Work to complete: State how many lines in the listing below include the word "this", and add nothing besides the number.

Recorded data:
★ ★ ★ ★ ★ ★ ★

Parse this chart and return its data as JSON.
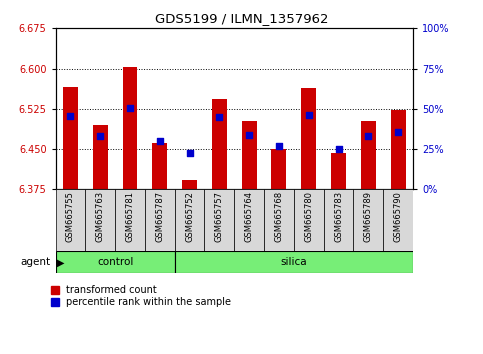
{
  "title": "GDS5199 / ILMN_1357962",
  "samples": [
    "GSM665755",
    "GSM665763",
    "GSM665781",
    "GSM665787",
    "GSM665752",
    "GSM665757",
    "GSM665764",
    "GSM665768",
    "GSM665780",
    "GSM665783",
    "GSM665789",
    "GSM665790"
  ],
  "groups": [
    "control",
    "control",
    "control",
    "control",
    "silica",
    "silica",
    "silica",
    "silica",
    "silica",
    "silica",
    "silica",
    "silica"
  ],
  "transformed_count": [
    6.565,
    6.495,
    6.603,
    6.462,
    6.393,
    6.543,
    6.503,
    6.45,
    6.563,
    6.442,
    6.503,
    6.523
  ],
  "percentile_rank": [
    6.512,
    6.474,
    6.527,
    6.466,
    6.443,
    6.51,
    6.477,
    6.455,
    6.514,
    6.45,
    6.475,
    6.481
  ],
  "y_min": 6.375,
  "y_max": 6.675,
  "y_ticks_left": [
    6.375,
    6.45,
    6.525,
    6.6,
    6.675
  ],
  "y_ticks_right_vals": [
    0,
    25,
    50,
    75,
    100
  ],
  "bar_color": "#cc0000",
  "dot_color": "#0000cc",
  "group_color": "#77ee77",
  "tick_label_color_left": "#cc0000",
  "tick_label_color_right": "#0000cc",
  "bar_width": 0.5,
  "dot_size": 18,
  "n_control": 4,
  "n_silica": 8
}
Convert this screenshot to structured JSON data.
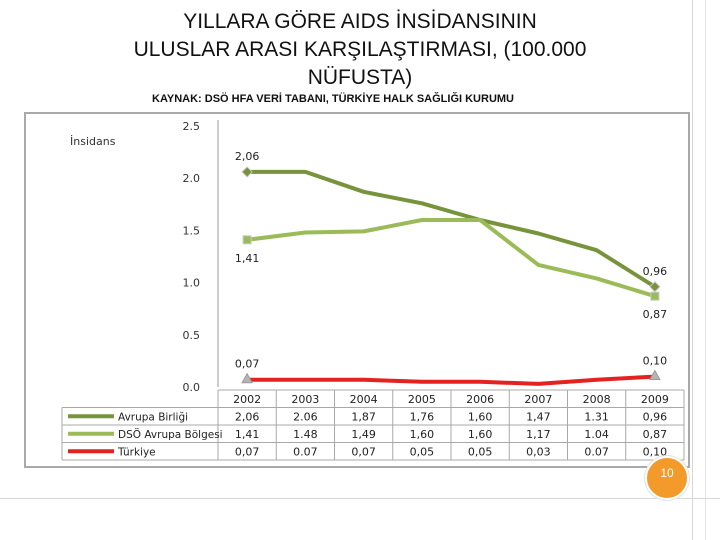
{
  "title_lines": [
    "YILLARA GÖRE AIDS İNSİDANSININ",
    "ULUSLAR ARASI KARŞILAŞTIRMASI, (100.000",
    "NÜFUSTA)"
  ],
  "source": "KAYNAK: DSÖ HFA VERİ TABANI, TÜRKİYE HALK SAĞLIĞI KURUMU",
  "page_number": "10",
  "colors": {
    "avrupa_birligi": "#77933c",
    "dso_avrupa": "#9bbb59",
    "turkiye": "#e52222",
    "page_badge": "#f39a2b"
  },
  "chart_data": {
    "type": "line",
    "ylabel": "İnsidans",
    "ylim": [
      0.0,
      2.5
    ],
    "y_ticks": [
      "0.0",
      "0.5",
      "1.0",
      "1.5",
      "2.0",
      "2.5"
    ],
    "categories": [
      "2002",
      "2003",
      "2004",
      "2005",
      "2006",
      "2007",
      "2008",
      "2009"
    ],
    "grid": false,
    "legend": "bottom-left (data table)",
    "series": [
      {
        "name": "Avrupa Birliği",
        "values": [
          2.06,
          2.06,
          1.87,
          1.76,
          1.6,
          1.47,
          1.31,
          0.96
        ],
        "table_labels": [
          "2,06",
          "2.06",
          "1,87",
          "1,76",
          "1,60",
          "1,47",
          "1.31",
          "0,96"
        ]
      },
      {
        "name": "DSÖ Avrupa Bölgesi",
        "values": [
          1.41,
          1.48,
          1.49,
          1.6,
          1.6,
          1.17,
          1.04,
          0.87
        ],
        "table_labels": [
          "1,41",
          "1.48",
          "1,49",
          "1,60",
          "1,60",
          "1,17",
          "1.04",
          "0,87"
        ]
      },
      {
        "name": "Türkiye",
        "values": [
          0.07,
          0.07,
          0.07,
          0.05,
          0.05,
          0.03,
          0.07,
          0.1
        ],
        "table_labels": [
          "0,07",
          "0.07",
          "0,07",
          "0,05",
          "0,05",
          "0,03",
          "0.07",
          "0,10"
        ]
      }
    ],
    "annotations": [
      {
        "series": 0,
        "point": 0,
        "text": "2,06",
        "pos": "above"
      },
      {
        "series": 0,
        "point": 7,
        "text": "0,96",
        "pos": "above"
      },
      {
        "series": 1,
        "point": 0,
        "text": "1,41",
        "pos": "below"
      },
      {
        "series": 1,
        "point": 7,
        "text": "0,87",
        "pos": "below"
      },
      {
        "series": 2,
        "point": 0,
        "text": "0,07",
        "pos": "above"
      },
      {
        "series": 2,
        "point": 7,
        "text": "0,10",
        "pos": "above"
      }
    ]
  }
}
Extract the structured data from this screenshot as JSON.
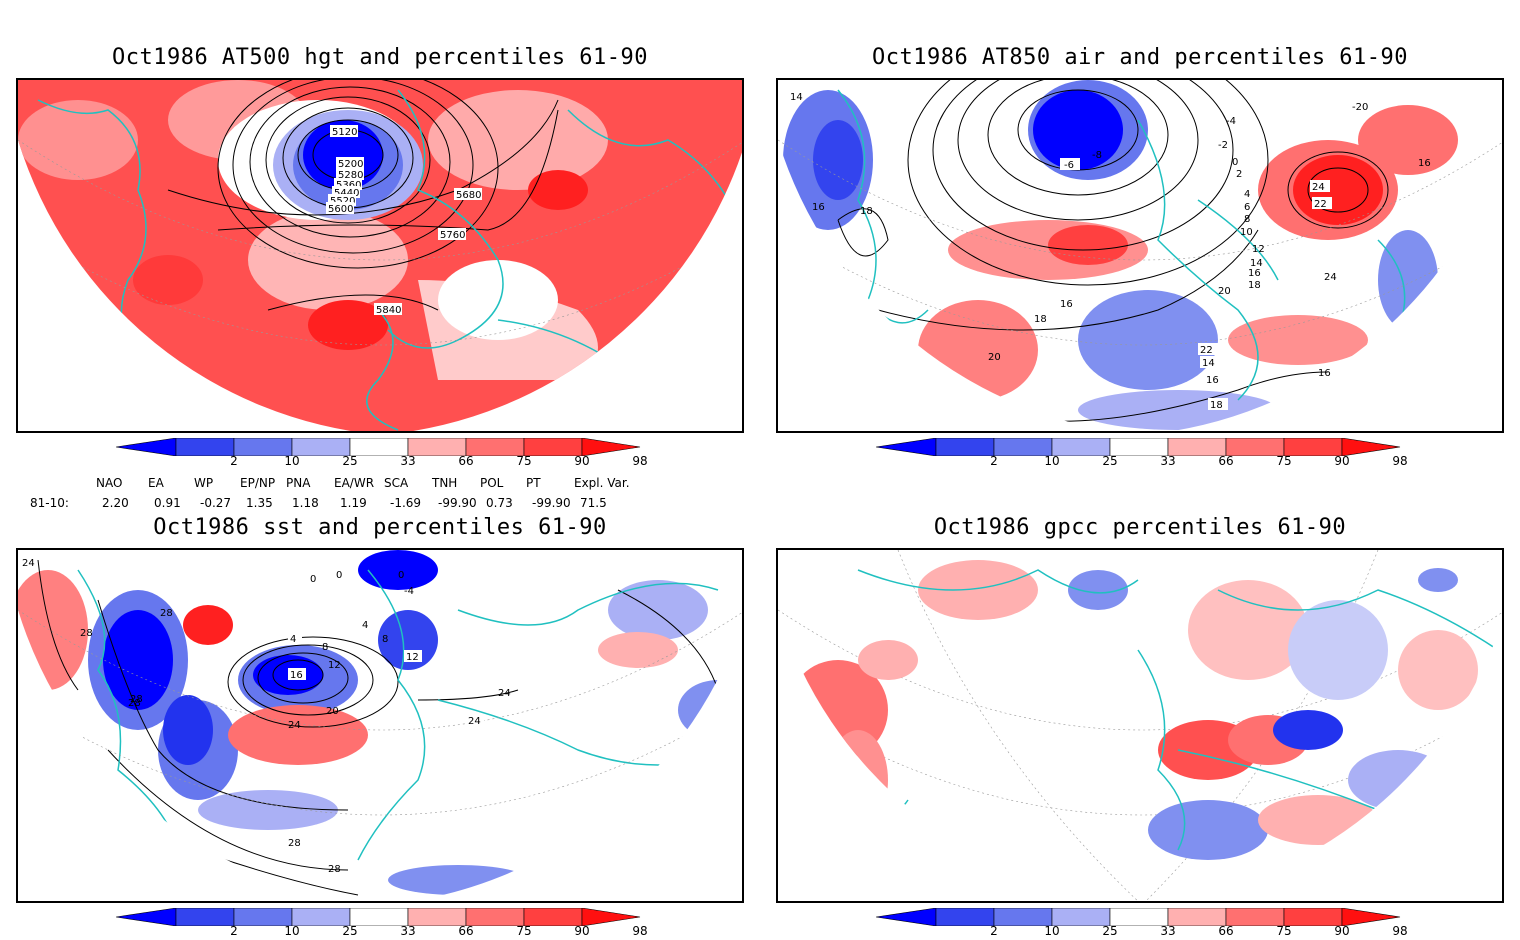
{
  "panels": [
    {
      "title": "Oct1986 AT500 hgt and percentiles 61-90",
      "contour_labels": [
        "5120",
        "5200",
        "5280",
        "5360",
        "5440",
        "5520",
        "5600",
        "5680",
        "5760",
        "5840"
      ]
    },
    {
      "title": "Oct1986 AT850 air and percentiles 61-90",
      "contour_labels": [
        "14",
        "16",
        "18",
        "-6",
        "-8",
        "-4",
        "-2",
        "0",
        "2",
        "4",
        "6",
        "8",
        "10",
        "12",
        "14",
        "16",
        "18",
        "20",
        "22",
        "24",
        "-20",
        "16",
        "22",
        "24",
        "16",
        "18",
        "20",
        "22",
        "14",
        "16",
        "16",
        "18",
        "16"
      ]
    },
    {
      "title": "Oct1986 sst and percentiles 61-90",
      "contour_labels": [
        "24",
        "28",
        "28",
        "28",
        "0",
        "0",
        "0",
        "-4",
        "4",
        "8",
        "4",
        "8",
        "12",
        "16",
        "12",
        "20",
        "24",
        "24",
        "28",
        "28",
        "28",
        "24"
      ]
    },
    {
      "title": "Oct1986 gpcc percentiles 61-90",
      "contour_labels": []
    }
  ],
  "colorbar": {
    "labels": [
      "2",
      "10",
      "25",
      "33",
      "66",
      "75",
      "90",
      "98"
    ],
    "colors": [
      "#0000ff",
      "#3344ee",
      "#6677ee",
      "#aab0f5",
      "#ffffff",
      "#ffb0b0",
      "#ff7070",
      "#ff4040",
      "#ff1010"
    ]
  },
  "indices": {
    "header": [
      "NAO",
      "EA",
      "WP",
      "EP/NP",
      "PNA",
      "EA/WR",
      "SCA",
      "TNH",
      "POL",
      "PT",
      "Expl. Var."
    ],
    "row_label": "81-10:",
    "values": [
      "2.20",
      "0.91",
      "-0.27",
      "1.35",
      "1.18",
      "1.19",
      "-1.69",
      "-99.90",
      "0.73",
      "-99.90",
      "71.5"
    ]
  },
  "colors": {
    "coastline": "#20c0c0",
    "positive": "#ff3030",
    "negative": "#1020ee",
    "contour": "#000000"
  }
}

★ ★ ★ ★ ★ ★ ★

Solution below: 3